_EXERCISE_
Repeat the entire listing exactly.

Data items

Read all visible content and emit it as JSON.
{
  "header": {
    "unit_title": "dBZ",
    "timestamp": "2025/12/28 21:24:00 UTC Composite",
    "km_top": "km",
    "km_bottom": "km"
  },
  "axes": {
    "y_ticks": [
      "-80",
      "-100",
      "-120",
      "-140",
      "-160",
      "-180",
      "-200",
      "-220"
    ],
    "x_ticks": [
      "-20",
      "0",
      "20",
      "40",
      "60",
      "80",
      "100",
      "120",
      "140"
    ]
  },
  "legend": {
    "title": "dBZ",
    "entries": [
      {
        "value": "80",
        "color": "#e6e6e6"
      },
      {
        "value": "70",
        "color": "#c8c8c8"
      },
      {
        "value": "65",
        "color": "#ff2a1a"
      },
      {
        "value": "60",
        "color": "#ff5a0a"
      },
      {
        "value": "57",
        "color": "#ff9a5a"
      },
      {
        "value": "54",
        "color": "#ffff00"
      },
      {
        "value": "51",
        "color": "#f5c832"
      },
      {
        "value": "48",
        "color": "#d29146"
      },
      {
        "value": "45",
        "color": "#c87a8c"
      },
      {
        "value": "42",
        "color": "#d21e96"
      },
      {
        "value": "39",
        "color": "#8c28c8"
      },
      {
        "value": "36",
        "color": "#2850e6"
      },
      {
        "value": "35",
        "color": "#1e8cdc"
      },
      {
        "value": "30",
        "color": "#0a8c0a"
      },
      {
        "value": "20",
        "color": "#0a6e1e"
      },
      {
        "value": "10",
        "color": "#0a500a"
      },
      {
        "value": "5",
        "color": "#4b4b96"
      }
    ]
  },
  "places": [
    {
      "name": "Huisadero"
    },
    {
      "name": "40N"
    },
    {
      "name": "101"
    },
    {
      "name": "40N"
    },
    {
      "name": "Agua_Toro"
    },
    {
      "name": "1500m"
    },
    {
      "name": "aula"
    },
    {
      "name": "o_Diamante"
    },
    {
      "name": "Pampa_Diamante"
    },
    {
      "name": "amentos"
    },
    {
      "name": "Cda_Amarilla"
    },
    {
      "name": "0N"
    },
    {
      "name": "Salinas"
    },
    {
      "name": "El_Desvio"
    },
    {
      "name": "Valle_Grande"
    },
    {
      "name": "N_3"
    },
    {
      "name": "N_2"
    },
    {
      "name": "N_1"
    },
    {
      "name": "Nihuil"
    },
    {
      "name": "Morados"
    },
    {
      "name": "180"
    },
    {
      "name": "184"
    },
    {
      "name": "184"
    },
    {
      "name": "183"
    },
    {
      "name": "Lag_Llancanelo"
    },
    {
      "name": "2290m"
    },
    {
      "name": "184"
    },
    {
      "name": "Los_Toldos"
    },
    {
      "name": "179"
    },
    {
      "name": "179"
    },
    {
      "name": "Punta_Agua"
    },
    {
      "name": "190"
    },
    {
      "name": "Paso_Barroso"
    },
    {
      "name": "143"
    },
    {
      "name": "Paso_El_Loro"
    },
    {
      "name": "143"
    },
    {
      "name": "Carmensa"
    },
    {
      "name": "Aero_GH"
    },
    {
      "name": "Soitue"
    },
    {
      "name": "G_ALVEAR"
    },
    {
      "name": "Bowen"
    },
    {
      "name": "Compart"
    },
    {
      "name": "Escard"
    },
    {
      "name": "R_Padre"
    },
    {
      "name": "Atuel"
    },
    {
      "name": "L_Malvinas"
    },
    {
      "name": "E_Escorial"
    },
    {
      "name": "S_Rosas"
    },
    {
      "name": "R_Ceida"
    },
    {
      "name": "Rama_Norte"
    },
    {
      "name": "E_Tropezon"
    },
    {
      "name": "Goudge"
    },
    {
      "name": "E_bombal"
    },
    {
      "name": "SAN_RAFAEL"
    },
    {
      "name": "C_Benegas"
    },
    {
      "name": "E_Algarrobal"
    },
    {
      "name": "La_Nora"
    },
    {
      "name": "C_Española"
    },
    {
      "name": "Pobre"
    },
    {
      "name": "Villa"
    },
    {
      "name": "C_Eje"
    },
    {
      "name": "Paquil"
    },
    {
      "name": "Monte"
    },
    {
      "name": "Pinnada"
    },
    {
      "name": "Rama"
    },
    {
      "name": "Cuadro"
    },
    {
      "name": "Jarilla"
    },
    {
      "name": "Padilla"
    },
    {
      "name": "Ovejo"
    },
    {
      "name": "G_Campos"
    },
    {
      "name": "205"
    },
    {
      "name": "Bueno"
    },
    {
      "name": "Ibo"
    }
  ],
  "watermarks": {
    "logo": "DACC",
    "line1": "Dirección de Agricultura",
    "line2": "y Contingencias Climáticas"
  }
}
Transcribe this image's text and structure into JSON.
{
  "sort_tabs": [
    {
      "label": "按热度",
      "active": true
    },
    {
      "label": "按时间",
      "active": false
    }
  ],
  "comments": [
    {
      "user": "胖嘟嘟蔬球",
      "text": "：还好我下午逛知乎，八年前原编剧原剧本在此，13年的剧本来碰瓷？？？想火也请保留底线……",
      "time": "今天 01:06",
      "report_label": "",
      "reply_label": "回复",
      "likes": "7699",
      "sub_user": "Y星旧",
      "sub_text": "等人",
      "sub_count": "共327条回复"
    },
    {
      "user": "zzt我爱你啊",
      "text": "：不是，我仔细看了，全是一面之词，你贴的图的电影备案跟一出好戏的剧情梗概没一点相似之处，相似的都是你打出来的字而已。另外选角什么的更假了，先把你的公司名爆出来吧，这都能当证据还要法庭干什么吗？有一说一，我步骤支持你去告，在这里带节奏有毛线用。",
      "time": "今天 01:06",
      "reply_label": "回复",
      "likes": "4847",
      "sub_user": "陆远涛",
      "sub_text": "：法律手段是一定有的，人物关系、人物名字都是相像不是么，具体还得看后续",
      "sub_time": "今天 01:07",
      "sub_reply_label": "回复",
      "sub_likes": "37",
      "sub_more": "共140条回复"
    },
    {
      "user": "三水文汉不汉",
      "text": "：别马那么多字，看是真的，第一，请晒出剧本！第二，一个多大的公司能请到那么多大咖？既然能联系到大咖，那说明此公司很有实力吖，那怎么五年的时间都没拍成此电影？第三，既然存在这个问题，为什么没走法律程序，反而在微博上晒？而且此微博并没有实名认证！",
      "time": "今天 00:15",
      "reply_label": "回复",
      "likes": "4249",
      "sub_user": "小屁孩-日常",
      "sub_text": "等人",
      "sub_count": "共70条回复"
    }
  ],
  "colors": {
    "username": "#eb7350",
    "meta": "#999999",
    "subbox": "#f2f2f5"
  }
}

_RESULT_
Read all visible content and emit it as JSON.
{
  "header": {
    "unit_title": "dBZ",
    "timestamp": "2025/12/28 21:24:00 UTC Composite",
    "km_top": "km",
    "km_bottom": "km"
  },
  "axes": {
    "y_ticks": [
      "-80",
      "-100",
      "-120",
      "-140",
      "-160",
      "-180",
      "-200",
      "-220"
    ],
    "x_ticks": [
      "-20",
      "0",
      "20",
      "40",
      "60",
      "80",
      "100",
      "120",
      "140"
    ]
  },
  "legend": {
    "title": "dBZ",
    "entries": [
      {
        "value": "80",
        "color": "#e6e6e6"
      },
      {
        "value": "70",
        "color": "#c8c8c8"
      },
      {
        "value": "65",
        "color": "#ff2a1a"
      },
      {
        "value": "60",
        "color": "#ff5a0a"
      },
      {
        "value": "57",
        "color": "#ff9a5a"
      },
      {
        "value": "54",
        "color": "#ffff00"
      },
      {
        "value": "51",
        "color": "#f5c832"
      },
      {
        "value": "48",
        "color": "#d29146"
      },
      {
        "value": "45",
        "color": "#c87a8c"
      },
      {
        "value": "42",
        "color": "#d21e96"
      },
      {
        "value": "39",
        "color": "#8c28c8"
      },
      {
        "value": "36",
        "color": "#2850e6"
      },
      {
        "value": "35",
        "color": "#1e8cdc"
      },
      {
        "value": "30",
        "color": "#0a8c0a"
      },
      {
        "value": "20",
        "color": "#0a6e1e"
      },
      {
        "value": "10",
        "color": "#0a500a"
      },
      {
        "value": "5",
        "color": "#4b4b96"
      }
    ]
  },
  "places": [
    {
      "name": "Huisadero"
    },
    {
      "name": "40N"
    },
    {
      "name": "101"
    },
    {
      "name": "40N"
    },
    {
      "name": "Agua_Toro"
    },
    {
      "name": "1500m"
    },
    {
      "name": "aula"
    },
    {
      "name": "o_Diamante"
    },
    {
      "name": "Pampa_Diamante"
    },
    {
      "name": "amentos"
    },
    {
      "name": "Cda_Amarilla"
    },
    {
      "name": "0N"
    },
    {
      "name": "Salinas"
    },
    {
      "name": "El_Desvio"
    },
    {
      "name": "Valle_Grande"
    },
    {
      "name": "N_3"
    },
    {
      "name": "N_2"
    },
    {
      "name": "N_1"
    },
    {
      "name": "Nihuil"
    },
    {
      "name": "Morados"
    },
    {
      "name": "180"
    },
    {
      "name": "184"
    },
    {
      "name": "184"
    },
    {
      "name": "183"
    },
    {
      "name": "Lag_Llancanelo"
    },
    {
      "name": "2290m"
    },
    {
      "name": "184"
    },
    {
      "name": "Los_Toldos"
    },
    {
      "name": "179"
    },
    {
      "name": "179"
    },
    {
      "name": "Punta_Agua"
    },
    {
      "name": "190"
    },
    {
      "name": "Paso_Barroso"
    },
    {
      "name": "143"
    },
    {
      "name": "Paso_El_Loro"
    },
    {
      "name": "143"
    },
    {
      "name": "Carmensa"
    },
    {
      "name": "Aero_GH"
    },
    {
      "name": "Soitue"
    },
    {
      "name": "G_ALVEAR"
    },
    {
      "name": "Bowen"
    },
    {
      "name": "Compart"
    },
    {
      "name": "Escard"
    },
    {
      "name": "R_Padre"
    },
    {
      "name": "Atuel"
    },
    {
      "name": "L_Malvinas"
    },
    {
      "name": "E_Escorial"
    },
    {
      "name": "S_Rosas"
    },
    {
      "name": "R_Ceida"
    },
    {
      "name": "Rama_Norte"
    },
    {
      "name": "E_Tropezon"
    },
    {
      "name": "Goudge"
    },
    {
      "name": "E_bombal"
    },
    {
      "name": "SAN_RAFAEL"
    },
    {
      "name": "C_Benegas"
    },
    {
      "name": "E_Algarrobal"
    },
    {
      "name": "La_Nora"
    },
    {
      "name": "C_Española"
    },
    {
      "name": "Pobre"
    },
    {
      "name": "Villa"
    },
    {
      "name": "C_Eje"
    },
    {
      "name": "Paquil"
    },
    {
      "name": "Monte"
    },
    {
      "name": "Pinnada"
    },
    {
      "name": "Rama"
    },
    {
      "name": "Cuadro"
    },
    {
      "name": "Jarilla"
    },
    {
      "name": "Padilla"
    },
    {
      "name": "Ovejo"
    },
    {
      "name": "G_Campos"
    },
    {
      "name": "205"
    },
    {
      "name": "Bueno"
    },
    {
      "name": "Ibo"
    }
  ],
  "watermarks": {
    "logo": "DACC",
    "line1": "Dirección de Agricultura",
    "line2": "y Contingencias Climáticas"
  }
}
Transcribe this image's text and structure into JSON.
{
  "sort_tabs": [
    {
      "label": "按热度",
      "active": true
    },
    {
      "label": "按时间",
      "active": false
    }
  ],
  "comments": [
    {
      "user": "胖嘟嘟蔬球",
      "text": "：还好我下午逛知乎，八年前原编剧原剧本在此，13年的剧本来碰瓷？？？想火也请保留底线……",
      "time": "今天 01:06",
      "report_label": "",
      "reply_label": "回复",
      "likes": "7699",
      "sub_user": "Y星旧",
      "sub_text": "等人",
      "sub_count": "共327条回复"
    },
    {
      "user": "zzt我爱你啊",
      "text": "：不是，我仔细看了，全是一面之词，你贴的图的电影备案跟一出好戏的剧情梗概没一点相似之处，相似的都是你打出来的字而已。另外选角什么的更假了，先把你的公司名爆出来吧，这都能当证据还要法庭干什么吗？有一说一，我步骤支持你去告，在这里带节奏有毛线用。",
      "time": "今天 01:06",
      "reply_label": "回复",
      "likes": "4847",
      "sub_user": "陆远涛",
      "sub_text": "：法律手段是一定有的，人物关系、人物名字都是相像不是么，具体还得看后续",
      "sub_time": "今天 01:07",
      "sub_reply_label": "回复",
      "sub_likes": "37",
      "sub_more": "共140条回复"
    },
    {
      "user": "三水文汉不汉",
      "text": "：别马那么多字，看是真的，第一，请晒出剧本！第二，一个多大的公司能请到那么多大咖？既然能联系到大咖，那说明此公司很有实力吖，那怎么五年的时间都没拍成此电影？第三，既然存在这个问题，为什么没走法律程序，反而在微博上晒？而且此微博并没有实名认证！",
      "time": "今天 00:15",
      "reply_label": "回复",
      "likes": "4249",
      "sub_user": "小屁孩-日常",
      "sub_text": "等人",
      "sub_count": "共70条回复"
    }
  ],
  "colors": {
    "username": "#eb7350",
    "meta": "#999999",
    "subbox": "#f2f2f5"
  }
}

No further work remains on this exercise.